• _Lines of data_
⟨
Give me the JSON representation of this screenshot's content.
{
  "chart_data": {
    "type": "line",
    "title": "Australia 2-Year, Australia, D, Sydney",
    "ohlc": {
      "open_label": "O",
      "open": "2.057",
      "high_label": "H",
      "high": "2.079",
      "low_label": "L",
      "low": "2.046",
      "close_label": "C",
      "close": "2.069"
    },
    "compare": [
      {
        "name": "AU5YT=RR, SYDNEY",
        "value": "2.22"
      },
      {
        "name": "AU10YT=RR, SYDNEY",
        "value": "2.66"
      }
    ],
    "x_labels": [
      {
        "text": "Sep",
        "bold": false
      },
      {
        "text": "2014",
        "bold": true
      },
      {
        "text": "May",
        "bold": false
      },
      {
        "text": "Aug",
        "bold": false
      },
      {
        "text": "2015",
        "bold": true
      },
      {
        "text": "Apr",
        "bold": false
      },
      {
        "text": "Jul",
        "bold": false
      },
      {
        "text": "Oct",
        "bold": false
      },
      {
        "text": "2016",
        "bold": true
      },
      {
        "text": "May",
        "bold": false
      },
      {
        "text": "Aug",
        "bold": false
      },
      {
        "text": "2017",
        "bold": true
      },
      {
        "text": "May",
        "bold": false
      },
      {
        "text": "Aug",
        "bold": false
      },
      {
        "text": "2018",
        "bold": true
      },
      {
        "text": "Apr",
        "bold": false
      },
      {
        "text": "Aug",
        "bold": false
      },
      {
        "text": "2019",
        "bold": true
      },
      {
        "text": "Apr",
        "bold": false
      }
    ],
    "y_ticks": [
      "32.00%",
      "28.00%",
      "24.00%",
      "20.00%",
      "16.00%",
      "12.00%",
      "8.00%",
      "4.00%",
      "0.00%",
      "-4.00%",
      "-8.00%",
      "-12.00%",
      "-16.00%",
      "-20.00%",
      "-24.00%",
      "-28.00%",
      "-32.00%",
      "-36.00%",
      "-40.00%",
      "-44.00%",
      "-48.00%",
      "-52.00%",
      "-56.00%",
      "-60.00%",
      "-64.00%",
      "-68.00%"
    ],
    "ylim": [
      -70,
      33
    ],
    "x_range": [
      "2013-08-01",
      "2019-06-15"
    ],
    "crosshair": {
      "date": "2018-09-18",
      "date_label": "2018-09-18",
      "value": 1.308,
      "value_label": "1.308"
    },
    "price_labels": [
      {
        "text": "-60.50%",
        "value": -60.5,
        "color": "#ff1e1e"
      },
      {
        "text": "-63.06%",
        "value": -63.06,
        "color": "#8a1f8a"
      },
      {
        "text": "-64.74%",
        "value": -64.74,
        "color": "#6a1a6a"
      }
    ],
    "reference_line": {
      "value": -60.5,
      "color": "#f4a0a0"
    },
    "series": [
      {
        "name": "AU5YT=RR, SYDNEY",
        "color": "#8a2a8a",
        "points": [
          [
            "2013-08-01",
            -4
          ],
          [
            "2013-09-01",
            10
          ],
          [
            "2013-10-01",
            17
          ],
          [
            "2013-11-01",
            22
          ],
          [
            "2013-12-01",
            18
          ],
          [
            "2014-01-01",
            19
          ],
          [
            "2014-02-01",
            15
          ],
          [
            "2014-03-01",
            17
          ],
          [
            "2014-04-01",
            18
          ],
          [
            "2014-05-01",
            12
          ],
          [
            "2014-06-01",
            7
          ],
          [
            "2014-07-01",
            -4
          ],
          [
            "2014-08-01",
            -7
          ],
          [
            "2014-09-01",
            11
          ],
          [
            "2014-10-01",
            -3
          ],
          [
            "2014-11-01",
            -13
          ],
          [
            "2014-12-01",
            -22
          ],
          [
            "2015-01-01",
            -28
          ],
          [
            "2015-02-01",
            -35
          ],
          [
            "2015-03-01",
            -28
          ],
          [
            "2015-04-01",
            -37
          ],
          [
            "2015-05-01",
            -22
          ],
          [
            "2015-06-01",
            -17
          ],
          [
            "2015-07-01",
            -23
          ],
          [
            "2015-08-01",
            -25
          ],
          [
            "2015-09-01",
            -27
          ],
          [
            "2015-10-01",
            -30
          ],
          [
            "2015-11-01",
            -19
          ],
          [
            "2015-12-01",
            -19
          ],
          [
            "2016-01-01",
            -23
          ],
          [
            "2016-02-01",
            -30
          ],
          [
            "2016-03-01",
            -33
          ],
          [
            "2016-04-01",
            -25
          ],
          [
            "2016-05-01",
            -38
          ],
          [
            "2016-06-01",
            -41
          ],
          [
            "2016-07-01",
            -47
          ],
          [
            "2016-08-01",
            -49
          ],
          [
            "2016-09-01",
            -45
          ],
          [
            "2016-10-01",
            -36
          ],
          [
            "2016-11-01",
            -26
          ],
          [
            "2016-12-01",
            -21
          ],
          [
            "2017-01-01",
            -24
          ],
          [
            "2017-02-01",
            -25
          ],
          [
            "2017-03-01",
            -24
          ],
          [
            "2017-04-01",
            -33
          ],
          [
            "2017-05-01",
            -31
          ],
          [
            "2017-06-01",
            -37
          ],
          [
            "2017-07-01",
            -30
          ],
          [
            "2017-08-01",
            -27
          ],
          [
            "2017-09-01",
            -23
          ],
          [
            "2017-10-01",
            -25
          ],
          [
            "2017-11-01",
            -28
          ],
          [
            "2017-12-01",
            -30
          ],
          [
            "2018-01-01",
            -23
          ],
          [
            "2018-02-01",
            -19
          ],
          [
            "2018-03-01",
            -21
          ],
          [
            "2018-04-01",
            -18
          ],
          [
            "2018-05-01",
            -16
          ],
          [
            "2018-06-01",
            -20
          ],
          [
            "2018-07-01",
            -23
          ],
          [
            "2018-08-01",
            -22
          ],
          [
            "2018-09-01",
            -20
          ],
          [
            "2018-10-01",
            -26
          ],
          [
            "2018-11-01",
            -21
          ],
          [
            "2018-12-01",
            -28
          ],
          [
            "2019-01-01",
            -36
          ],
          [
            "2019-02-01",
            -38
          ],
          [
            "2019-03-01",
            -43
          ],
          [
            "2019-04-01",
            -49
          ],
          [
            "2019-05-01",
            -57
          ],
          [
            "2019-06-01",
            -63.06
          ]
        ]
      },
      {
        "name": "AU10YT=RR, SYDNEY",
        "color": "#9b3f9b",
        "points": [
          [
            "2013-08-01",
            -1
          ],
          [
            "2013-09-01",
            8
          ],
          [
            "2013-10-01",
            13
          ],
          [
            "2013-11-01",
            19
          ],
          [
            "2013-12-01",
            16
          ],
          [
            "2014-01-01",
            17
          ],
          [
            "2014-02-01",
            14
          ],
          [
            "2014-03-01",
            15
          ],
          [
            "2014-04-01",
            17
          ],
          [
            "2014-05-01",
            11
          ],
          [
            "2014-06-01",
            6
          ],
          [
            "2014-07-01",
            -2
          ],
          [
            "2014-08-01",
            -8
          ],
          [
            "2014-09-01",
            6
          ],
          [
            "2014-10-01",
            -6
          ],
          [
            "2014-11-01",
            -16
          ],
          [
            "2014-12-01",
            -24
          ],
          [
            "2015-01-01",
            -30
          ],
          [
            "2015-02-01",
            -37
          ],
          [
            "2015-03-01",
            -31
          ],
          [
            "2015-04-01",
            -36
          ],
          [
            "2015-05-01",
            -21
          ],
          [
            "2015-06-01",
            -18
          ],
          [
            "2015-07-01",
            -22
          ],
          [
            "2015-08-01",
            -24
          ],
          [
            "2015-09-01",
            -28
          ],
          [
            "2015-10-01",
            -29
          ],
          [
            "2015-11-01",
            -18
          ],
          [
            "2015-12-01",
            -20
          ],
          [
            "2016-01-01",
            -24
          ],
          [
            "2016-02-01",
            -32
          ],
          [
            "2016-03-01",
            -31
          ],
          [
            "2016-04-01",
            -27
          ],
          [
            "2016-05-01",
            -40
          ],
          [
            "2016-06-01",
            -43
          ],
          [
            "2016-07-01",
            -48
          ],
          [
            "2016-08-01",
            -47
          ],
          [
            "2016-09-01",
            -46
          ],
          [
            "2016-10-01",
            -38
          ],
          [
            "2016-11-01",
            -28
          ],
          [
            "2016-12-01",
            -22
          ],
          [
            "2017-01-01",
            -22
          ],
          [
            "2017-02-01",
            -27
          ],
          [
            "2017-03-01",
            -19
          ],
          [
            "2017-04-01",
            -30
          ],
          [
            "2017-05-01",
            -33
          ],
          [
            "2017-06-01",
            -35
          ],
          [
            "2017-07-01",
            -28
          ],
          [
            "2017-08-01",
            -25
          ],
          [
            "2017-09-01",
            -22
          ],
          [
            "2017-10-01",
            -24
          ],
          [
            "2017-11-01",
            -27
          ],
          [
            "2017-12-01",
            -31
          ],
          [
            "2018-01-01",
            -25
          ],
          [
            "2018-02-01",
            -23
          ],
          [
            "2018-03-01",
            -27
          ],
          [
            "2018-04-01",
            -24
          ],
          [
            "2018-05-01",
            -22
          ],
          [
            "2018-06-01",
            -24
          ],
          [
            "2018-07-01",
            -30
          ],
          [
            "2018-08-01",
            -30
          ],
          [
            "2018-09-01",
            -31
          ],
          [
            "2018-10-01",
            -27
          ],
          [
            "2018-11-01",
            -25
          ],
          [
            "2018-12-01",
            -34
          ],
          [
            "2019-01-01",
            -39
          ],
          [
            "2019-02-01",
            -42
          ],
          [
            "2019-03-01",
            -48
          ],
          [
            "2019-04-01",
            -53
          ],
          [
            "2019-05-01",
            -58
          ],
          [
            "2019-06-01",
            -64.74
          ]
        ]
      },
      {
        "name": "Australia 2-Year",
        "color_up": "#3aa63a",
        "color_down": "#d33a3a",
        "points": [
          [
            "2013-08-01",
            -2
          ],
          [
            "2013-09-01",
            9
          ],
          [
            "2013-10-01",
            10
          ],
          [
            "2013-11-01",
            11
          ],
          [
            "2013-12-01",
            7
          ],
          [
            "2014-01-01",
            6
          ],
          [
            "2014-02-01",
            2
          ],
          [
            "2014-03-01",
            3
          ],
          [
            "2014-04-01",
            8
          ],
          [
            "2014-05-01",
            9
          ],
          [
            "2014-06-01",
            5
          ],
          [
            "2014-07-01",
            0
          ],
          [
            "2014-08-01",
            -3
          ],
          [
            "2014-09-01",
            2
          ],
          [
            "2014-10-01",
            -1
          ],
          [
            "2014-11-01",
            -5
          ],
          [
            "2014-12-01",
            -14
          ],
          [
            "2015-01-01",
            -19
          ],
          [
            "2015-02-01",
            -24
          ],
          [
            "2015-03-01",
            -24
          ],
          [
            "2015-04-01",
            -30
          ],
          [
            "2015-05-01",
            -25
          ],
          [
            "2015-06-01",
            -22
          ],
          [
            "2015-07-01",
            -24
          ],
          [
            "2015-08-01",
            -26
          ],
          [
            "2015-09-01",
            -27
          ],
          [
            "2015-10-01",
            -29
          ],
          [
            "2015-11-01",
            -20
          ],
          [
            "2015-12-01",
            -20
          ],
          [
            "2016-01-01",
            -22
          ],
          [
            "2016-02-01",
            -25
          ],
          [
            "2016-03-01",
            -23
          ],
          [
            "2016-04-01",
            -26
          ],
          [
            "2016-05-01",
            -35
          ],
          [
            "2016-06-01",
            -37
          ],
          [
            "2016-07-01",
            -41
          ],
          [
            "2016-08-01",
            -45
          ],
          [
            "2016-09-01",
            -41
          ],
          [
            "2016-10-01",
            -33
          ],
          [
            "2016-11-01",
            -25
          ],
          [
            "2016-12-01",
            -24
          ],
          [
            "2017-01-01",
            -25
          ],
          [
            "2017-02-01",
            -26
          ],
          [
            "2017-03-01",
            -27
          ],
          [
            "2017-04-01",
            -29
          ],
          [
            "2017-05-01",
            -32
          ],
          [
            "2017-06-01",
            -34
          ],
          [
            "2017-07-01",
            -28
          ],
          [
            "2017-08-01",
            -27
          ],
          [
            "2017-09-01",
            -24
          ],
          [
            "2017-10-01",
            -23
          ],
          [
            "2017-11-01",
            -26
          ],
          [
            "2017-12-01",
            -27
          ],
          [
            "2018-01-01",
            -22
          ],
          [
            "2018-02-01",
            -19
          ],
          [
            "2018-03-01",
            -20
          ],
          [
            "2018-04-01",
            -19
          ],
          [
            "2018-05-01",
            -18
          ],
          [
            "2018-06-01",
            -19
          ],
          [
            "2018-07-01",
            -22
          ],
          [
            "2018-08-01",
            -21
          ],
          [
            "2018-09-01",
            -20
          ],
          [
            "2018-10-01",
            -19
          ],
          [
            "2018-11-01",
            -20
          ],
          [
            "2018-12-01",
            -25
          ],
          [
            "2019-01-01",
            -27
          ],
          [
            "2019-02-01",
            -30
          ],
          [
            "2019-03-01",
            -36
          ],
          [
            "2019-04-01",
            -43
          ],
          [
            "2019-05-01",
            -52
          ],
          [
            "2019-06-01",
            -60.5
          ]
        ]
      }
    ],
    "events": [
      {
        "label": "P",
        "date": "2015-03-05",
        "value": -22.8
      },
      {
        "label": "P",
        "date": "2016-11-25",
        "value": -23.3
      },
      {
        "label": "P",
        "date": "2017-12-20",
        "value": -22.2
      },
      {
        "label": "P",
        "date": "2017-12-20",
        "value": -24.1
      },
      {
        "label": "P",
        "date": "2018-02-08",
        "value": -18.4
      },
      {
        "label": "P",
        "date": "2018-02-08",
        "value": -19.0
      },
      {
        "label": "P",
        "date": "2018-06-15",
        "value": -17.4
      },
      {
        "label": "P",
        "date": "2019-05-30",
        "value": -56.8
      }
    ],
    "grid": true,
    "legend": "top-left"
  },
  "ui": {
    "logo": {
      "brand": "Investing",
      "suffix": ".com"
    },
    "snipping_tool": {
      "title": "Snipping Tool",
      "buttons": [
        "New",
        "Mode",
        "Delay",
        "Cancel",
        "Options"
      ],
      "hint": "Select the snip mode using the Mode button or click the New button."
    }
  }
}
⟩
• _Given request_
Going through the records above, state how many lines carry "title", with no other text.

• _Task output_
2